X
Kaynak

Cinayet işleyen biri Allah'ın takdir ettiği kaderi değiştirmiş mi oluyor?
Genişlet
Tarih: 28 Eylül 2015
Kategori: İman
8,543 Kez İzlendi
1 Beğeni
Favorilere Ekle
Soru
Cinayet işleyen biri Allah'ın takdir ettiği kaderi değiştirmiş mi oluyor veya maktul öleceği için mi katil oluyor? Ölmek maktülün kaderinde mi vardır?
Sorunun Orijinali
CİNAYET İŞLEYEN BİRİ ALLAH’IN TAKDİR ETTİĞİ KADERİ DEĞİŞTİRMİŞ Mİ OLUYOR?
Cevap
+Büyüt-Küçült

Kader; Allah’ın ilmi demektir. Allah evvelden ahire kadar her şeyi bilendir; çünkü evvel odur, ahir odur. Allah, daha olmayan, yaşanmayan bir şeyi bilir, neler olacağını bilir ve takdirini öyle yapar. Evvele ve ahire bakıp her bir insan için hükmü böyle verir.

Diyelim ki; biri birini öldürdü. Bu durumda Allah nasıl bir takdir yapmıştır?  -Allah, o kulların hayatına bakmıştır. Neler yapabileceklerini, ne zaman ölmeleri gerektiğini takdir etmiştir. Biri birini öldürmeye teşebbüs ettiğinde ölmesi mi yoksa kalması mı gerektiği ile ilgili takdiri Allah yapar.

Peki, bu takdiri neye göre yapar?

-Yaşayanların niyetine, çabasına, gayretine, ameline göre takdiri yapar, dolayısıyla kul yaptığından sorumludur. Eğer kul ölmüş, ahirete geçmişse Allah o takdiri de o anki duruma göre öyle takdir etmiş olur. Herkesi hayatı baştan sona bellidir. Allah onu yazmış, önceden takdir etmiştir.

Önceden nasıl takdir etmiştir?

Kullarının durumunu önceden bildiği için, o hayatı bildiği için, her birinin ne yapacağını, ne söyleyeceğini, ne konuşacağını, neyi düşüneceğini bildiği için önceden takdir etmiştir. Bizim için gayb olan Allah için gayb değildir. Biz daha yaşamadığımız için bizim için gaybtır, belirsizdir; ama Allah için öyle değildir.

_Sorular ve Görevler_
1 – Metin bölümünde "Diyelim ki; biri birini öldürdü." diye başlayan paragrafı, ana bilgilerini koruyarak daha kısa biçimde yeniden yazın.
2 – Metin bölümünün "Peki, bu takdiri" sözlerinden "nasıl takdir etmiştir?" sözlerine kadar olan kısmını, "kul" kelimesini "insan" ile değiştirerek yeniden yazın.
Sonraki liste, metinle bağı olmayan ayrı bir malzemedir.

_Verilen Malzeme_
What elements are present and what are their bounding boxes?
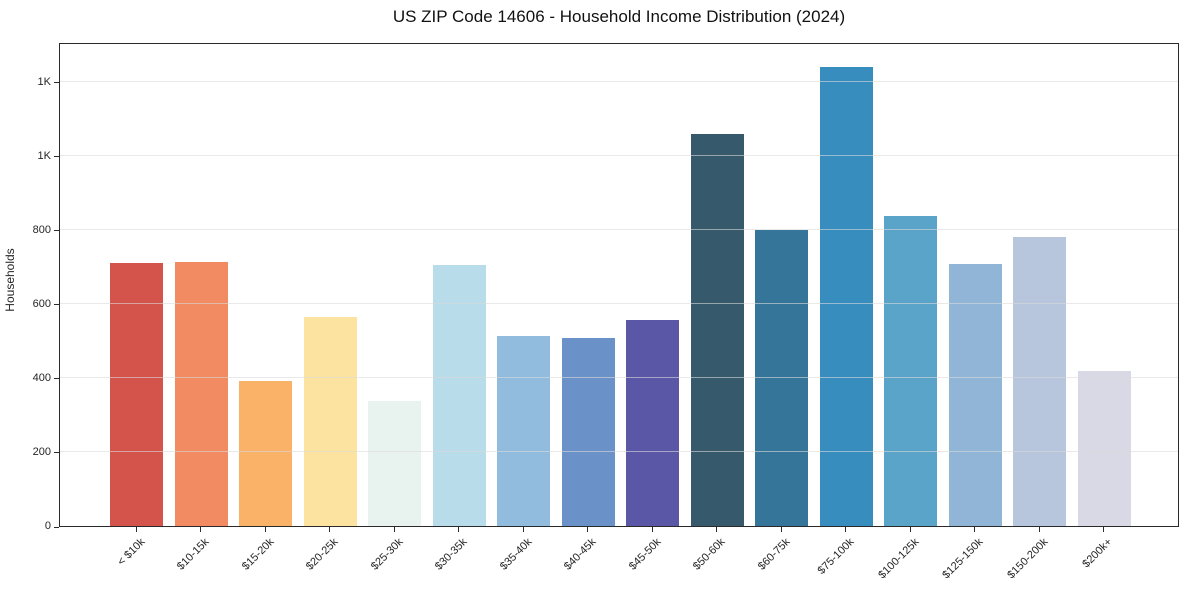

_Sırasıyla Çözümler_
1 – Biri birini öldürdüğünde Allah o kulların hayatına bakmış, neler yapabileceklerini ve ne zaman ölmeleri gerektiğini takdir etmiştir. Öldürme girişiminde kişinin ölüp ölmeyeceğini de Allah takdir eder.

2 –
Peki, bu takdiri neye göre yapar?

-Yaşayanların niyetine, çabasına, gayretine, ameline göre takdiri yapar, dolayısıyla insan yaptığından sorumludur. Eğer insan ölmüş, ahirete geçmişse Allah o takdiri de o anki duruma göre öyle takdir etmiş olur. Herkesi hayatı baştan sona bellidir. Allah onu yazmış, önceden takdir etmiştir.

Önceden nasıl takdir etmiştir?